### [Requirements]
Quote all entries in full, exactly.

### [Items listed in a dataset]
* * * * * * *

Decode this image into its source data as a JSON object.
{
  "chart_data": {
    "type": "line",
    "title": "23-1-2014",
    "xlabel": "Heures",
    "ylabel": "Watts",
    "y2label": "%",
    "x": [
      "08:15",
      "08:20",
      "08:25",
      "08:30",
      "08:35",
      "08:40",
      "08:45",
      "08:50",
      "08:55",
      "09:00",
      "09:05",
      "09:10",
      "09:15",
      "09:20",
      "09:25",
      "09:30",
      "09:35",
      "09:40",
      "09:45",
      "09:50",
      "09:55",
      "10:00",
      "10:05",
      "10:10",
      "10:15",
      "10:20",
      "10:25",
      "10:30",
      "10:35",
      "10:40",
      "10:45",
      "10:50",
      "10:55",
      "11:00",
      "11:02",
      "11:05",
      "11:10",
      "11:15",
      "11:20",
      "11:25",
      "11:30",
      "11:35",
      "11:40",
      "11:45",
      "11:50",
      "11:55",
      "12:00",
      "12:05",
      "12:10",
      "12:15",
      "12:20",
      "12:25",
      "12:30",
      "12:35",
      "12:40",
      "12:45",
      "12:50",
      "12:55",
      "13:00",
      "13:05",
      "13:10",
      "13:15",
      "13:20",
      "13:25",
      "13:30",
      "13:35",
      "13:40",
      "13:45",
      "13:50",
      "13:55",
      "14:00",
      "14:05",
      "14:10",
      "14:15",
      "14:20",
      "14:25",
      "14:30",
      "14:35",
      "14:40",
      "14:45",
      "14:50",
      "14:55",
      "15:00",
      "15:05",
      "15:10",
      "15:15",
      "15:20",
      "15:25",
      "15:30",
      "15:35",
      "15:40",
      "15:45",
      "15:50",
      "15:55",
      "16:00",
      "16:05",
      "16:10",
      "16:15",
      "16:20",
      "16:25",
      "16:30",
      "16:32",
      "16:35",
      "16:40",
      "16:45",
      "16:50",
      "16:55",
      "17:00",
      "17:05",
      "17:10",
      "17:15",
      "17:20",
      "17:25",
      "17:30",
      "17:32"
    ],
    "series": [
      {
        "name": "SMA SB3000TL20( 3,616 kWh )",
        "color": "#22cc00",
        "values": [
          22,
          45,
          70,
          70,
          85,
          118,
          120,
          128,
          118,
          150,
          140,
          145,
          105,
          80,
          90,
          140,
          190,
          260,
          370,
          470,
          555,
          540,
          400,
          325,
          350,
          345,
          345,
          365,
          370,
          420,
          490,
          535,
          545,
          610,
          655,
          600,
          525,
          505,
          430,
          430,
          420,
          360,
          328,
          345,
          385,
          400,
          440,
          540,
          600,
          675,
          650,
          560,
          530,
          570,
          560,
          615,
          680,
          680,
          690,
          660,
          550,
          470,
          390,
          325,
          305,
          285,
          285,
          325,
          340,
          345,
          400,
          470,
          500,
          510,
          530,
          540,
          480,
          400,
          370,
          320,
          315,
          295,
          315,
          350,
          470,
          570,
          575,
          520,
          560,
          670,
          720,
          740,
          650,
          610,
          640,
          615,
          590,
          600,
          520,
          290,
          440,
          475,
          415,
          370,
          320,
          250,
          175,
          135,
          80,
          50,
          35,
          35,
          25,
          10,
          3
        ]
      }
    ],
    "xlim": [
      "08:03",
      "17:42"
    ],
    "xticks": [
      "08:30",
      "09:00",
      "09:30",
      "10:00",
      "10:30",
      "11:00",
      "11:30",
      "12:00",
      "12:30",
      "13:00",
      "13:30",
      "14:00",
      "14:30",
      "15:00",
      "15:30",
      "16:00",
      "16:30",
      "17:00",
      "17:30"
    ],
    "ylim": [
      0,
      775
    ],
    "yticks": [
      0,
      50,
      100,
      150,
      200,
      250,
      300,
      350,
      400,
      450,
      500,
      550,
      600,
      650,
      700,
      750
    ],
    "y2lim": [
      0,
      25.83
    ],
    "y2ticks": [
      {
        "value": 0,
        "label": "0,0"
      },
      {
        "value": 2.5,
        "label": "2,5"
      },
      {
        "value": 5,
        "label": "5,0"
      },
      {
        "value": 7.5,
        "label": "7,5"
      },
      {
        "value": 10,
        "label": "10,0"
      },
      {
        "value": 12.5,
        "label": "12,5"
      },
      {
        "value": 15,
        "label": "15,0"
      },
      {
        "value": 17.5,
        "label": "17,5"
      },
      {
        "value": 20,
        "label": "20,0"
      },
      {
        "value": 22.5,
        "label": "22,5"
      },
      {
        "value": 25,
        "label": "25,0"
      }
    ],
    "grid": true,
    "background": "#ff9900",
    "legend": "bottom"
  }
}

* * * * * * *

### [Response for this exercise]
Decode this image into its source data as a JSON object.
{
  "chart_data": {
    "type": "line",
    "title": "23-1-2014",
    "xlabel": "Heures",
    "ylabel": "Watts",
    "y2label": "%",
    "x": [
      "08:15",
      "08:20",
      "08:25",
      "08:30",
      "08:35",
      "08:40",
      "08:45",
      "08:50",
      "08:55",
      "09:00",
      "09:05",
      "09:10",
      "09:15",
      "09:20",
      "09:25",
      "09:30",
      "09:35",
      "09:40",
      "09:45",
      "09:50",
      "09:55",
      "10:00",
      "10:05",
      "10:10",
      "10:15",
      "10:20",
      "10:25",
      "10:30",
      "10:35",
      "10:40",
      "10:45",
      "10:50",
      "10:55",
      "11:00",
      "11:02",
      "11:05",
      "11:10",
      "11:15",
      "11:20",
      "11:25",
      "11:30",
      "11:35",
      "11:40",
      "11:45",
      "11:50",
      "11:55",
      "12:00",
      "12:05",
      "12:10",
      "12:15",
      "12:20",
      "12:25",
      "12:30",
      "12:35",
      "12:40",
      "12:45",
      "12:50",
      "12:55",
      "13:00",
      "13:05",
      "13:10",
      "13:15",
      "13:20",
      "13:25",
      "13:30",
      "13:35",
      "13:40",
      "13:45",
      "13:50",
      "13:55",
      "14:00",
      "14:05",
      "14:10",
      "14:15",
      "14:20",
      "14:25",
      "14:30",
      "14:35",
      "14:40",
      "14:45",
      "14:50",
      "14:55",
      "15:00",
      "15:05",
      "15:10",
      "15:15",
      "15:20",
      "15:25",
      "15:30",
      "15:35",
      "15:40",
      "15:45",
      "15:50",
      "15:55",
      "16:00",
      "16:05",
      "16:10",
      "16:15",
      "16:20",
      "16:25",
      "16:30",
      "16:32",
      "16:35",
      "16:40",
      "16:45",
      "16:50",
      "16:55",
      "17:00",
      "17:05",
      "17:10",
      "17:15",
      "17:20",
      "17:25",
      "17:30",
      "17:32"
    ],
    "series": [
      {
        "name": "SMA SB3000TL20( 3,616 kWh )",
        "color": "#22cc00",
        "values": [
          22,
          45,
          70,
          70,
          85,
          118,
          120,
          128,
          118,
          150,
          140,
          145,
          105,
          80,
          90,
          140,
          190,
          260,
          370,
          470,
          555,
          540,
          400,
          325,
          350,
          345,
          345,
          365,
          370,
          420,
          490,
          535,
          545,
          610,
          655,
          600,
          525,
          505,
          430,
          430,
          420,
          360,
          328,
          345,
          385,
          400,
          440,
          540,
          600,
          675,
          650,
          560,
          530,
          570,
          560,
          615,
          680,
          680,
          690,
          660,
          550,
          470,
          390,
          325,
          305,
          285,
          285,
          325,
          340,
          345,
          400,
          470,
          500,
          510,
          530,
          540,
          480,
          400,
          370,
          320,
          315,
          295,
          315,
          350,
          470,
          570,
          575,
          520,
          560,
          670,
          720,
          740,
          650,
          610,
          640,
          615,
          590,
          600,
          520,
          290,
          440,
          475,
          415,
          370,
          320,
          250,
          175,
          135,
          80,
          50,
          35,
          35,
          25,
          10,
          3
        ]
      }
    ],
    "xlim": [
      "08:03",
      "17:42"
    ],
    "xticks": [
      "08:30",
      "09:00",
      "09:30",
      "10:00",
      "10:30",
      "11:00",
      "11:30",
      "12:00",
      "12:30",
      "13:00",
      "13:30",
      "14:00",
      "14:30",
      "15:00",
      "15:30",
      "16:00",
      "16:30",
      "17:00",
      "17:30"
    ],
    "ylim": [
      0,
      775
    ],
    "yticks": [
      0,
      50,
      100,
      150,
      200,
      250,
      300,
      350,
      400,
      450,
      500,
      550,
      600,
      650,
      700,
      750
    ],
    "y2lim": [
      0,
      25.83
    ],
    "y2ticks": [
      {
        "value": 0,
        "label": "0,0"
      },
      {
        "value": 2.5,
        "label": "2,5"
      },
      {
        "value": 5,
        "label": "5,0"
      },
      {
        "value": 7.5,
        "label": "7,5"
      },
      {
        "value": 10,
        "label": "10,0"
      },
      {
        "value": 12.5,
        "label": "12,5"
      },
      {
        "value": 15,
        "label": "15,0"
      },
      {
        "value": 17.5,
        "label": "17,5"
      },
      {
        "value": 20,
        "label": "20,0"
      },
      {
        "value": 22.5,
        "label": "22,5"
      },
      {
        "value": 25,
        "label": "25,0"
      }
    ],
    "grid": true,
    "background": "#ff9900",
    "legend": "bottom"
  }
}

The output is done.